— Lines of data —

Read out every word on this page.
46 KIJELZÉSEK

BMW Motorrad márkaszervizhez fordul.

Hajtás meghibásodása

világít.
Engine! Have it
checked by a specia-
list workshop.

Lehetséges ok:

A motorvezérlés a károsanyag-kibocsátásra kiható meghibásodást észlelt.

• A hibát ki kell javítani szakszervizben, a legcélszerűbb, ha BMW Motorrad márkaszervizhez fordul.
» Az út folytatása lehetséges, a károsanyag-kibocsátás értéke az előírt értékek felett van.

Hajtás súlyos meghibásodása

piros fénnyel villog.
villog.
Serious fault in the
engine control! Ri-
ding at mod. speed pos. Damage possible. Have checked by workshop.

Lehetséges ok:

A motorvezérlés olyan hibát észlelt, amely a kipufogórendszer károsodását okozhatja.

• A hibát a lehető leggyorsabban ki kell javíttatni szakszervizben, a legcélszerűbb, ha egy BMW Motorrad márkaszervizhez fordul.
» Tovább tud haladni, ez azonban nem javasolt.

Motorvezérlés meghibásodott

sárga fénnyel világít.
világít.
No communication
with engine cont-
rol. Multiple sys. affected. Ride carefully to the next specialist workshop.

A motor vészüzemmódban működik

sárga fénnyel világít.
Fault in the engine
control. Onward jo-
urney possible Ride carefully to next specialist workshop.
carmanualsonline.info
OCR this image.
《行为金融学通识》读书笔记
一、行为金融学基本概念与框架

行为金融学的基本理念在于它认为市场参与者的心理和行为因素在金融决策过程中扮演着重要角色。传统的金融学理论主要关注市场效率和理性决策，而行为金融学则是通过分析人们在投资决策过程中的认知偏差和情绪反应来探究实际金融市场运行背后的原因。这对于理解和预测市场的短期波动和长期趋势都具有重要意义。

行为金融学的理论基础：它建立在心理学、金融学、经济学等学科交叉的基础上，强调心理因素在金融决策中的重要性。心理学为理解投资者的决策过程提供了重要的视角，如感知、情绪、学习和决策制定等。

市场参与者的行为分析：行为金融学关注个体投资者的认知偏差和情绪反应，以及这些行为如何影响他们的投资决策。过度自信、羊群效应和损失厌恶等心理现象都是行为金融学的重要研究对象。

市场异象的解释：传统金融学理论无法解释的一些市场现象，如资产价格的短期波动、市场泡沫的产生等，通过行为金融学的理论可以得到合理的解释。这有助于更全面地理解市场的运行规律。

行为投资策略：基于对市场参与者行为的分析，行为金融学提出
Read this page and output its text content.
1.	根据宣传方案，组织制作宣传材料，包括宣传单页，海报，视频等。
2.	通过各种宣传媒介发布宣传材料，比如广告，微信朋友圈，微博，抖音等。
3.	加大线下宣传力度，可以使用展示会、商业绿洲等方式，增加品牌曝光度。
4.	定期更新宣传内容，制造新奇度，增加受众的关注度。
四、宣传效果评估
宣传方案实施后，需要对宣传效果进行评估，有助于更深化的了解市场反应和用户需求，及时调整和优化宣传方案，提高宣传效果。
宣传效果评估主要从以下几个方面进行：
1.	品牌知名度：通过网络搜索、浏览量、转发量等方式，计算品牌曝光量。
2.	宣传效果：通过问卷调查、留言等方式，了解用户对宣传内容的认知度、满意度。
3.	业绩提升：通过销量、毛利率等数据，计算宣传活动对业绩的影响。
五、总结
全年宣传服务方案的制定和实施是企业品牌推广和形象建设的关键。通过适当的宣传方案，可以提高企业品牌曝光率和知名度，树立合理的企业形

— What to do —
Lines from the one containing "OCR this image." through the final line are to be given again verbatim, with nothing before or after.

— Result for this task —
OCR this image.
《行为金融学通识》读书笔记
一、行为金融学基本概念与框架

行为金融学的基本理念在于它认为市场参与者的心理和行为因素在金融决策过程中扮演着重要角色。传统的金融学理论主要关注市场效率和理性决策，而行为金融学则是通过分析人们在投资决策过程中的认知偏差和情绪反应来探究实际金融市场运行背后的原因。这对于理解和预测市场的短期波动和长期趋势都具有重要意义。

行为金融学的理论基础：它建立在心理学、金融学、经济学等学科交叉的基础上，强调心理因素在金融决策中的重要性。心理学为理解投资者的决策过程提供了重要的视角，如感知、情绪、学习和决策制定等。

市场参与者的行为分析：行为金融学关注个体投资者的认知偏差和情绪反应，以及这些行为如何影响他们的投资决策。过度自信、羊群效应和损失厌恶等心理现象都是行为金融学的重要研究对象。

市场异象的解释：传统金融学理论无法解释的一些市场现象，如资产价格的短期波动、市场泡沫的产生等，通过行为金融学的理论可以得到合理的解释。这有助于更全面地理解市场的运行规律。

行为投资策略：基于对市场参与者行为的分析，行为金融学提出
Read this page and output its text content.
1.	根据宣传方案，组织制作宣传材料，包括宣传单页，海报，视频等。
2.	通过各种宣传媒介发布宣传材料，比如广告，微信朋友圈，微博，抖音等。
3.	加大线下宣传力度，可以使用展示会、商业绿洲等方式，增加品牌曝光度。
4.	定期更新宣传内容，制造新奇度，增加受众的关注度。
四、宣传效果评估
宣传方案实施后，需要对宣传效果进行评估，有助于更深化的了解市场反应和用户需求，及时调整和优化宣传方案，提高宣传效果。
宣传效果评估主要从以下几个方面进行：
1.	品牌知名度：通过网络搜索、浏览量、转发量等方式，计算品牌曝光量。
2.	宣传效果：通过问卷调查、留言等方式，了解用户对宣传内容的认知度、满意度。
3.	业绩提升：通过销量、毛利率等数据，计算宣传活动对业绩的影响。
五、总结
全年宣传服务方案的制定和实施是企业品牌推广和形象建设的关键。通过适当的宣传方案，可以提高企业品牌曝光率和知名度，树立合理的企业形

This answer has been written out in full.